:: Your goal ::
Quote the data below in full, minus the images.

:: Record list ::
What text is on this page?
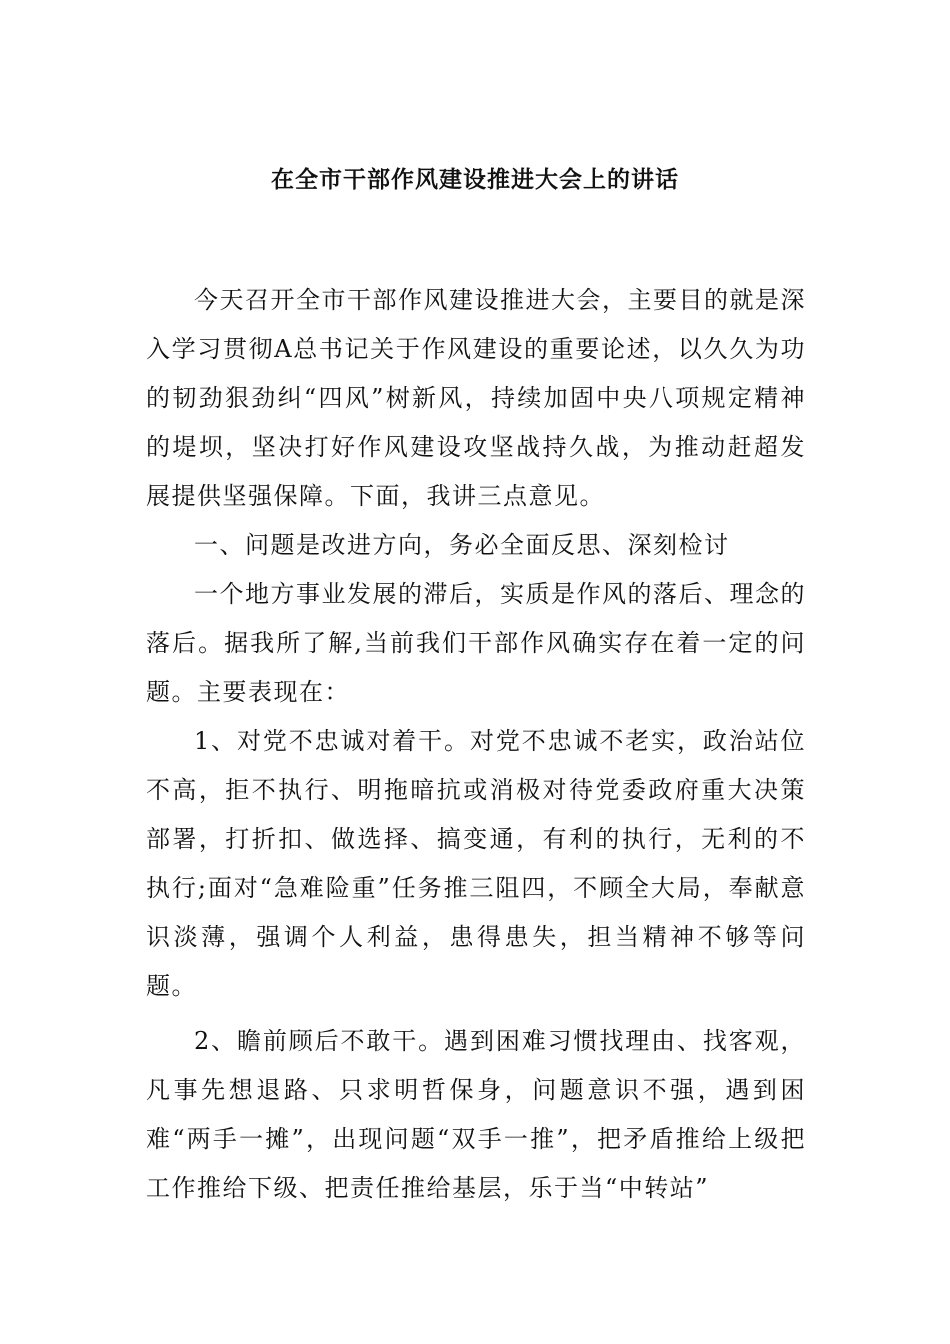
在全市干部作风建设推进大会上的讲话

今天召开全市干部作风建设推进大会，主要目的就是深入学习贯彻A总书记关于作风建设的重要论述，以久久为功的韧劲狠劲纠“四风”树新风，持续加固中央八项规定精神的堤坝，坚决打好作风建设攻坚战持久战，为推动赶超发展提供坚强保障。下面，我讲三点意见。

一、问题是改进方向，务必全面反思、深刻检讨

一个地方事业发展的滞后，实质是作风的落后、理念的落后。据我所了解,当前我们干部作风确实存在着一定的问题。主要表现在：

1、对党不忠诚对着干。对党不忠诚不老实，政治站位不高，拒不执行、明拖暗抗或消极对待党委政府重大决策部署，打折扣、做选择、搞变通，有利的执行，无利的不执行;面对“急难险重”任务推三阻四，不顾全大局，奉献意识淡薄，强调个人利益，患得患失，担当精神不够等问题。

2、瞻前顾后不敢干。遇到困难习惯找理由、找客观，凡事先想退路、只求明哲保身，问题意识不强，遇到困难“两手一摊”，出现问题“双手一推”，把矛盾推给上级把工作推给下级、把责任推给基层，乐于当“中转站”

:: Expected answer ::
What text is on this page?
在全市干部作风建设推进大会上的讲话

今天召开全市干部作风建设推进大会，主要目的就是深入学习贯彻A总书记关于作风建设的重要论述，以久久为功的韧劲狠劲纠“四风”树新风，持续加固中央八项规定精神的堤坝，坚决打好作风建设攻坚战持久战，为推动赶超发展提供坚强保障。下面，我讲三点意见。

一、问题是改进方向，务必全面反思、深刻检讨

一个地方事业发展的滞后，实质是作风的落后、理念的落后。据我所了解,当前我们干部作风确实存在着一定的问题。主要表现在：

1、对党不忠诚对着干。对党不忠诚不老实，政治站位不高，拒不执行、明拖暗抗或消极对待党委政府重大决策部署，打折扣、做选择、搞变通，有利的执行，无利的不执行;面对“急难险重”任务推三阻四，不顾全大局，奉献意识淡薄，强调个人利益，患得患失，担当精神不够等问题。

2、瞻前顾后不敢干。遇到困难习惯找理由、找客观，凡事先想退路、只求明哲保身，问题意识不强，遇到困难“两手一摊”，出现问题“双手一推”，把矛盾推给上级把工作推给下级、把责任推给基层，乐于当“中转站”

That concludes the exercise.